* WHAT YOU WILL DO
Every line below is to be copied exactly, with the pictures left out.
▬▬▬▬▬▬▬▬▬▬
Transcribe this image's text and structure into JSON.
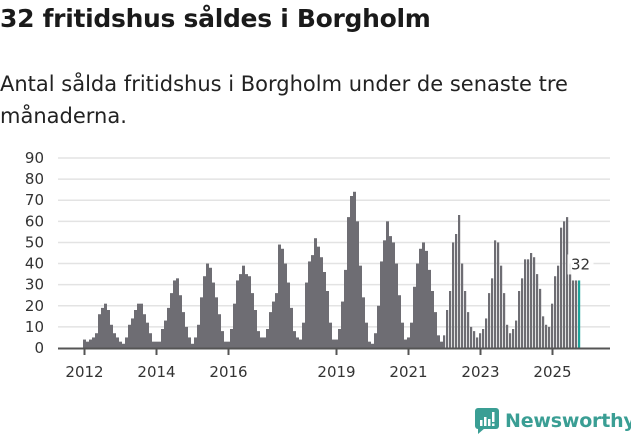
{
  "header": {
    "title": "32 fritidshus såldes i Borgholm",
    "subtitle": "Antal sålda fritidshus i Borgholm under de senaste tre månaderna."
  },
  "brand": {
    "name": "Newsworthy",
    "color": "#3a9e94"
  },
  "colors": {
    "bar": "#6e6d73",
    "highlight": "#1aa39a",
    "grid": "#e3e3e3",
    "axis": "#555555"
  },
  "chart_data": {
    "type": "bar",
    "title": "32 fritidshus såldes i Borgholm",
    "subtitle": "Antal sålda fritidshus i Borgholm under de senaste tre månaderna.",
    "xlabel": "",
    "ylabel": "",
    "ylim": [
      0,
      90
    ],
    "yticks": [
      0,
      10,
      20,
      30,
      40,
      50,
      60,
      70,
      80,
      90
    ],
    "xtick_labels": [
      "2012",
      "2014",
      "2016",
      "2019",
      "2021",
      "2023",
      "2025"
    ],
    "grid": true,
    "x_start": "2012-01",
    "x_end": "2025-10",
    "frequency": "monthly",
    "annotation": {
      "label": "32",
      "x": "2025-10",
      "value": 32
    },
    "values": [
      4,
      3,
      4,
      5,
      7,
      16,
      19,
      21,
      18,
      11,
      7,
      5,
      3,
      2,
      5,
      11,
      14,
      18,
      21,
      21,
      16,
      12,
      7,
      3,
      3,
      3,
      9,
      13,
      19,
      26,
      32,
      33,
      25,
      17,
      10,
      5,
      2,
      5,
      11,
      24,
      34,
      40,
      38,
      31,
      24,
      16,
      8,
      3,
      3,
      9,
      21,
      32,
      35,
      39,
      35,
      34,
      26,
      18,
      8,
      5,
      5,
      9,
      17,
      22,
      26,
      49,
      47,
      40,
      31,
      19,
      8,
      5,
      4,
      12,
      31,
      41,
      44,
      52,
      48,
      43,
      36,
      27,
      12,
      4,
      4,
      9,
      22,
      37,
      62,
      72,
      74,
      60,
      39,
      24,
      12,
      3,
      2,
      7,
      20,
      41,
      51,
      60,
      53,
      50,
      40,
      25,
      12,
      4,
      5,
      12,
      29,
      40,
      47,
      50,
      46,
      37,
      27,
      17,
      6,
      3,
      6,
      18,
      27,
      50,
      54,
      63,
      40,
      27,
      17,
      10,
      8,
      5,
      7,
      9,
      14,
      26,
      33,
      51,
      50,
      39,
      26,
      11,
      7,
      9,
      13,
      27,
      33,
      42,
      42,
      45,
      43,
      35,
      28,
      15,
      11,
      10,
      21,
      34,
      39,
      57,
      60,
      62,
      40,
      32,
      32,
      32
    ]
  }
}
▬▬▬▬▬▬▬▬▬▬
* SOLUTION TO THIS EXERCISE
Transcribe this image's text and structure into JSON.
{
  "header": {
    "title": "32 fritidshus såldes i Borgholm",
    "subtitle": "Antal sålda fritidshus i Borgholm under de senaste tre månaderna."
  },
  "brand": {
    "name": "Newsworthy",
    "color": "#3a9e94"
  },
  "colors": {
    "bar": "#6e6d73",
    "highlight": "#1aa39a",
    "grid": "#e3e3e3",
    "axis": "#555555"
  },
  "chart_data": {
    "type": "bar",
    "title": "32 fritidshus såldes i Borgholm",
    "subtitle": "Antal sålda fritidshus i Borgholm under de senaste tre månaderna.",
    "xlabel": "",
    "ylabel": "",
    "ylim": [
      0,
      90
    ],
    "yticks": [
      0,
      10,
      20,
      30,
      40,
      50,
      60,
      70,
      80,
      90
    ],
    "xtick_labels": [
      "2012",
      "2014",
      "2016",
      "2019",
      "2021",
      "2023",
      "2025"
    ],
    "grid": true,
    "x_start": "2012-01",
    "x_end": "2025-10",
    "frequency": "monthly",
    "annotation": {
      "label": "32",
      "x": "2025-10",
      "value": 32
    },
    "values": [
      4,
      3,
      4,
      5,
      7,
      16,
      19,
      21,
      18,
      11,
      7,
      5,
      3,
      2,
      5,
      11,
      14,
      18,
      21,
      21,
      16,
      12,
      7,
      3,
      3,
      3,
      9,
      13,
      19,
      26,
      32,
      33,
      25,
      17,
      10,
      5,
      2,
      5,
      11,
      24,
      34,
      40,
      38,
      31,
      24,
      16,
      8,
      3,
      3,
      9,
      21,
      32,
      35,
      39,
      35,
      34,
      26,
      18,
      8,
      5,
      5,
      9,
      17,
      22,
      26,
      49,
      47,
      40,
      31,
      19,
      8,
      5,
      4,
      12,
      31,
      41,
      44,
      52,
      48,
      43,
      36,
      27,
      12,
      4,
      4,
      9,
      22,
      37,
      62,
      72,
      74,
      60,
      39,
      24,
      12,
      3,
      2,
      7,
      20,
      41,
      51,
      60,
      53,
      50,
      40,
      25,
      12,
      4,
      5,
      12,
      29,
      40,
      47,
      50,
      46,
      37,
      27,
      17,
      6,
      3,
      6,
      18,
      27,
      50,
      54,
      63,
      40,
      27,
      17,
      10,
      8,
      5,
      7,
      9,
      14,
      26,
      33,
      51,
      50,
      39,
      26,
      11,
      7,
      9,
      13,
      27,
      33,
      42,
      42,
      45,
      43,
      35,
      28,
      15,
      11,
      10,
      21,
      34,
      39,
      57,
      60,
      62,
      40,
      32,
      32,
      32
    ]
  }
}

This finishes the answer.